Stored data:
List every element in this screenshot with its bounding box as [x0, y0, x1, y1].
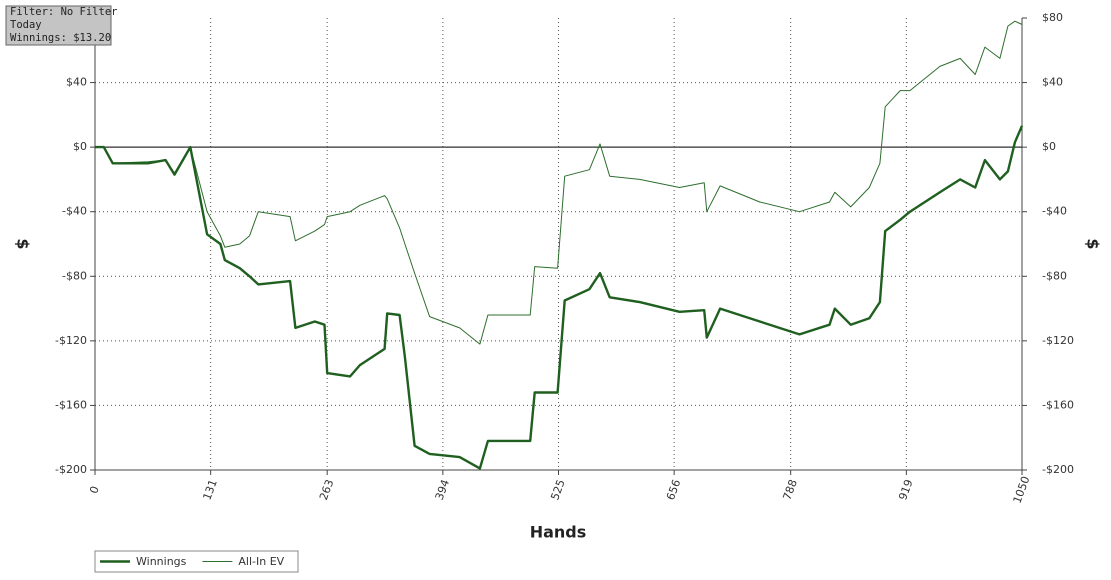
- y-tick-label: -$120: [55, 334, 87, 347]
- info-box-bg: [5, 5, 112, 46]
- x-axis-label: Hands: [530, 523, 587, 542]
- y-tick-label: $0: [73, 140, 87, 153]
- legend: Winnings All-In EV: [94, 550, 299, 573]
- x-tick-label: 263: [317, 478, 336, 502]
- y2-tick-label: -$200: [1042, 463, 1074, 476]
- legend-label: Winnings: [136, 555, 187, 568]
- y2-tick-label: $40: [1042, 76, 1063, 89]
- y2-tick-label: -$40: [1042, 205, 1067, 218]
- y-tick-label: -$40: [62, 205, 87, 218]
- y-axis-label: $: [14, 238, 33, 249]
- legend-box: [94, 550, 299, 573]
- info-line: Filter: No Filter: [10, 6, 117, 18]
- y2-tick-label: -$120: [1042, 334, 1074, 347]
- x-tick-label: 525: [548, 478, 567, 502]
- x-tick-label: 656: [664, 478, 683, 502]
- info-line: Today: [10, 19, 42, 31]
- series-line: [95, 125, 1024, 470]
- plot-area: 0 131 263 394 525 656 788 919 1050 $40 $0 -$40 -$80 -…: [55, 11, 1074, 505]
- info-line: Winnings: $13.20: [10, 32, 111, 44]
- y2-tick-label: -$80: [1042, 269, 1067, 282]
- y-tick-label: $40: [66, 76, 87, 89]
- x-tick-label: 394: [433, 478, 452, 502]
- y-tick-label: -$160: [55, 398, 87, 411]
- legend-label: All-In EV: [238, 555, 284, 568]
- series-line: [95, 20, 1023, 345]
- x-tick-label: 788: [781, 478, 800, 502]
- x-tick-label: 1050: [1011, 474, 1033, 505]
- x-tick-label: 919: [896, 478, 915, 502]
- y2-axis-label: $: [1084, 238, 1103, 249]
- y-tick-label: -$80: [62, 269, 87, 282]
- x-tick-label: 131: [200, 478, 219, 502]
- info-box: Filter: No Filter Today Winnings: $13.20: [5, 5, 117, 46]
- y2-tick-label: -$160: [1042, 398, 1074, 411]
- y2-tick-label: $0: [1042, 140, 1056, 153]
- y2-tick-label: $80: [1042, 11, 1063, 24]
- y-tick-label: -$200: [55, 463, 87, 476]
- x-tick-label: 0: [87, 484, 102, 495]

**Set problem**
Copy every row above word for word, leaving out the picture.

**Final answer**
List every element in this screenshot with its bounding box as [x0, y0, x1, y1].
- y-tick-label: -$120: [55, 334, 87, 347]
- info-box-bg: [5, 5, 112, 46]
- x-axis-label: Hands: [530, 523, 587, 542]
- y-tick-label: $0: [73, 140, 87, 153]
- legend: Winnings All-In EV: [94, 550, 299, 573]
- x-tick-label: 263: [317, 478, 336, 502]
- y2-tick-label: -$200: [1042, 463, 1074, 476]
- legend-label: Winnings: [136, 555, 187, 568]
- y2-tick-label: $40: [1042, 76, 1063, 89]
- y2-tick-label: -$40: [1042, 205, 1067, 218]
- y-tick-label: -$40: [62, 205, 87, 218]
- y-axis-label: $: [14, 238, 33, 249]
- legend-box: [94, 550, 299, 573]
- info-line: Filter: No Filter: [10, 6, 117, 18]
- y2-tick-label: -$120: [1042, 334, 1074, 347]
- x-tick-label: 525: [548, 478, 567, 502]
- x-tick-label: 656: [664, 478, 683, 502]
- info-line: Today: [10, 19, 42, 31]
- series-line: [95, 125, 1024, 470]
- plot-area: 0 131 263 394 525 656 788 919 1050 $40 $0 -$40 -$80 -…: [55, 11, 1074, 505]
- info-line: Winnings: $13.20: [10, 32, 111, 44]
- y2-tick-label: -$80: [1042, 269, 1067, 282]
- y-tick-label: $40: [66, 76, 87, 89]
- x-tick-label: 394: [433, 478, 452, 502]
- y-tick-label: -$160: [55, 398, 87, 411]
- legend-label: All-In EV: [238, 555, 284, 568]
- series-line: [95, 20, 1023, 345]
- x-tick-label: 788: [781, 478, 800, 502]
- x-tick-label: 1050: [1011, 474, 1033, 505]
- x-tick-label: 919: [896, 478, 915, 502]
- y2-axis-label: $: [1084, 238, 1103, 249]
- y-tick-label: -$80: [62, 269, 87, 282]
- x-tick-label: 131: [200, 478, 219, 502]
- info-box: Filter: No Filter Today Winnings: $13.20: [5, 5, 117, 46]
- y2-tick-label: -$160: [1042, 398, 1074, 411]
- y2-tick-label: $0: [1042, 140, 1056, 153]
- y2-tick-label: $80: [1042, 11, 1063, 24]
- y-tick-label: -$200: [55, 463, 87, 476]
- x-tick-label: 0: [87, 484, 102, 495]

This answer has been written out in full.